What you should do ▸
Rewrite the entries below with every "100mm" changed to "100 mm" and all other text left as is. Omit the pictures from your output.

Material for this exercise ▸
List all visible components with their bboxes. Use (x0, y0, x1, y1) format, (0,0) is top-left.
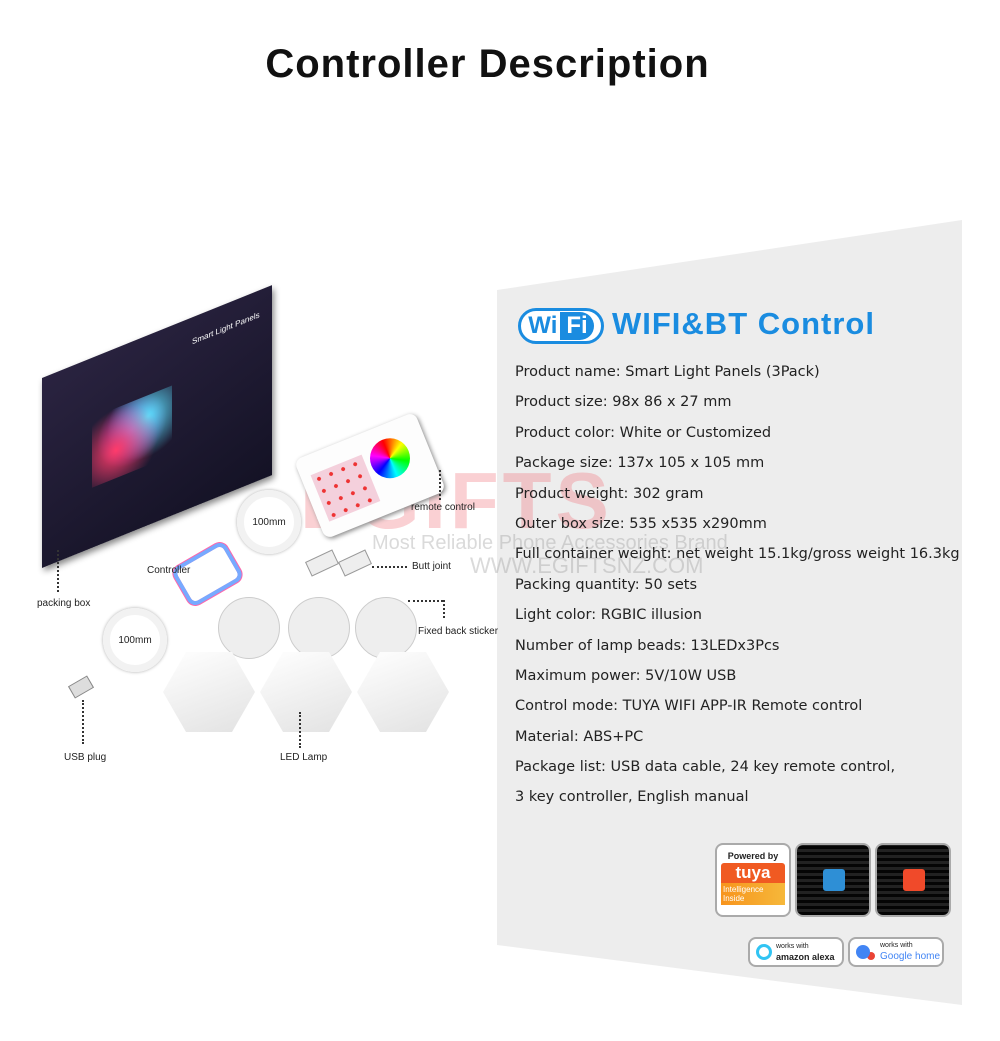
spec-line: Product size: 98x 86 x 27 mm (515, 394, 732, 411)
usb-plug (67, 675, 95, 699)
alexa-icon (756, 944, 772, 960)
spec-line: Number of lamp beads: 13LEDx3Pcs (515, 637, 780, 654)
label-remote: remote control (411, 502, 475, 513)
label-butt-joint: Butt joint (412, 561, 451, 572)
sticker (355, 597, 417, 659)
cable-length: 100mm (118, 634, 152, 646)
spec-line: 3 key controller, English manual (515, 789, 749, 806)
label-packing-box: packing box (37, 598, 91, 609)
spec-list: Product name: Smart Light Panels (3Pack)… (515, 362, 960, 818)
spec-line: Product name: Smart Light Panels (3Pack) (515, 364, 820, 380)
spec-line: Product weight: 302 gram (515, 485, 704, 502)
tuya-badge: Powered by tuya Intelligence Inside (715, 843, 791, 917)
led-lamp (260, 652, 352, 732)
sticker (288, 597, 350, 659)
spec-line: Package size: 137x 105 x 105 mm (515, 455, 765, 472)
spec-line: Outer box size: 535 x535 x290mm (515, 515, 767, 532)
spec-line: Control mode: TUYA WIFI APP-IR Remote co… (515, 698, 863, 715)
smart-home-icon (823, 869, 845, 891)
spec-line: Packing quantity: 50 sets (515, 576, 698, 593)
label-sticker: Fixed back sticker (418, 626, 499, 637)
label-controller: Controller (147, 565, 191, 576)
led-lamp (163, 652, 255, 732)
spec-line: Maximum power: 5V/10W USB (515, 667, 737, 684)
spec-line: Product color: White or Customized (515, 424, 772, 441)
tuya-app-icon (903, 869, 925, 891)
spec-line: Material: ABS+PC (515, 728, 644, 745)
label-led-lamp: LED Lamp (280, 752, 328, 763)
watermark-url: WWW.EGIFTSNZ.COM (470, 553, 704, 578)
tuya-app-qr-code[interactable] (875, 843, 951, 917)
label-usb-plug: USB plug (64, 752, 107, 763)
led-lamp (357, 652, 449, 732)
cable-length: 100mm (252, 516, 286, 528)
page-title: Controller Description (265, 42, 710, 86)
box-title: Smart Light Panels (192, 310, 260, 347)
spec-line: Light color: RGBIC illusion (515, 607, 702, 624)
cable-loop: 100mm (103, 608, 167, 672)
smart-life-qr-code[interactable] (795, 843, 871, 917)
sticker (218, 597, 280, 659)
spec-line: Package list: USB data cable, 24 key rem… (515, 759, 896, 776)
section-heading: WIFI&BT Control (612, 306, 875, 341)
cable-loop: 100mm (237, 490, 301, 554)
spec-line: Full container weight: net weight 15.1kg… (515, 546, 960, 563)
watermark-tagline: Most Reliable Phone Accessories Brand (372, 532, 728, 554)
google-assistant-icon (856, 945, 870, 959)
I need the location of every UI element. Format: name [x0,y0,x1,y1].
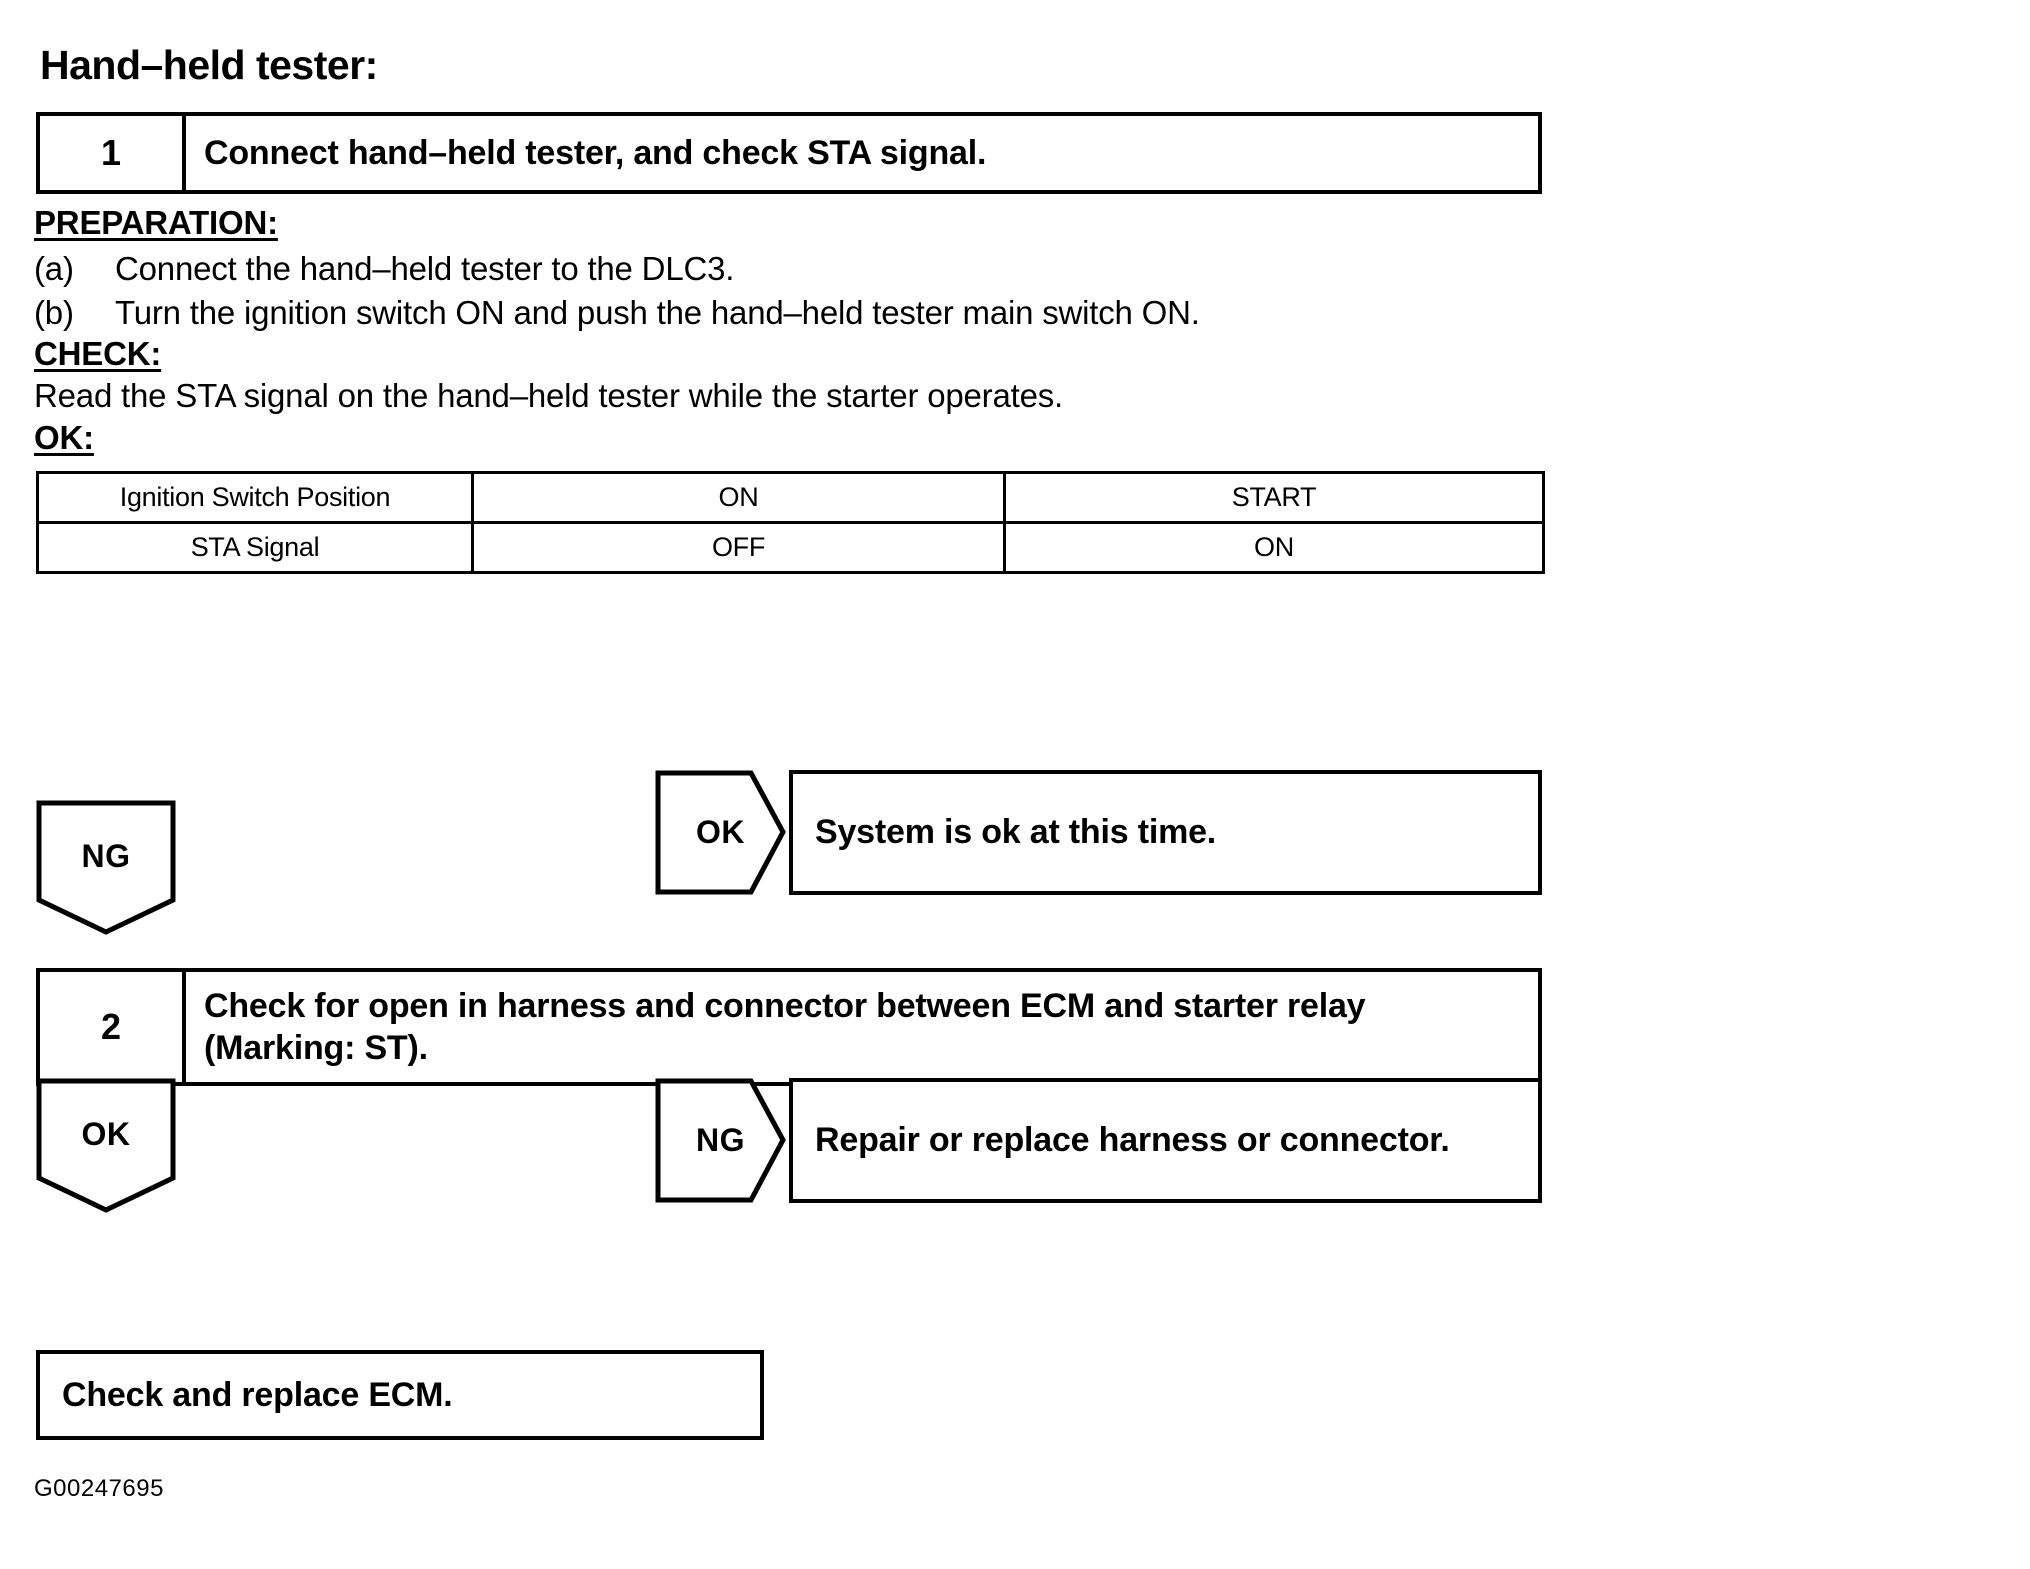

Correct output ▸
List all visible components with their bboxes. Use (x0, y0, x1, y1) format, (0,0) is top-left.
spec-line: Product size: 98x 86 x 27 mm (515, 394, 732, 411)
usb-plug (67, 675, 95, 699)
alexa-icon (756, 944, 772, 960)
spec-line: Number of lamp beads: 13LEDx3Pcs (515, 637, 780, 654)
label-remote: remote control (411, 502, 475, 513)
label-butt-joint: Butt joint (412, 561, 451, 572)
sticker (355, 597, 417, 659)
cable-length: 100 mm (118, 634, 152, 646)
spec-line: 3 key controller, English manual (515, 789, 749, 806)
label-packing-box: packing box (37, 598, 91, 609)
spec-list: Product name: Smart Light Panels (3Pack)… (515, 362, 960, 818)
spec-line: Product name: Smart Light Panels (3Pack) (515, 364, 820, 380)
spec-line: Product weight: 302 gram (515, 485, 704, 502)
tuya-badge: Powered by tuya Intelligence Inside (715, 843, 791, 917)
led-lamp (260, 652, 352, 732)
sticker (288, 597, 350, 659)
spec-line: Package size: 137x 105 x 105 mm (515, 455, 765, 472)
spec-line: Outer box size: 535 x535 x290mm (515, 515, 767, 532)
spec-line: Control mode: TUYA WIFI APP-IR Remote co… (515, 698, 863, 715)
smart-home-icon (823, 869, 845, 891)
spec-line: Packing quantity: 50 sets (515, 576, 698, 593)
label-sticker: Fixed back sticker (418, 626, 499, 637)
label-controller: Controller (147, 565, 191, 576)
led-lamp (163, 652, 255, 732)
spec-line: Maximum power: 5V/10W USB (515, 667, 737, 684)
spec-line: Product color: White or Customized (515, 424, 772, 441)
tuya-app-icon (903, 869, 925, 891)
spec-line: Material: ABS+PC (515, 728, 644, 745)
label-led-lamp: LED Lamp (280, 752, 328, 763)
watermark-url: WWW.EGIFTSNZ.COM (470, 553, 704, 578)
tuya-app-qr-code[interactable] (875, 843, 951, 917)
label-usb-plug: USB plug (64, 752, 107, 763)
led-lamp (357, 652, 449, 732)
cable-length: 100 mm (252, 516, 286, 528)
page-title: Controller Description (265, 42, 710, 86)
box-title: Smart Light Panels (192, 310, 260, 347)
spec-line: Light color: RGBIC illusion (515, 607, 702, 624)
cable-loop: 100 mm (103, 608, 167, 672)
smart-life-qr-code[interactable] (795, 843, 871, 917)
sticker (218, 597, 280, 659)
spec-line: Package list: USB data cable, 24 key rem… (515, 759, 896, 776)
section-heading: WIFI&BT Control (612, 306, 875, 341)
cable-loop: 100 mm (237, 490, 301, 554)
spec-line: Full container weight: net weight 15.1kg… (515, 546, 960, 563)
watermark-tagline: Most Reliable Phone Accessories Brand (372, 532, 728, 554)
google-assistant-icon (856, 945, 870, 959)
I need the location of every UI element. Format: name [x0,y0,x1,y1].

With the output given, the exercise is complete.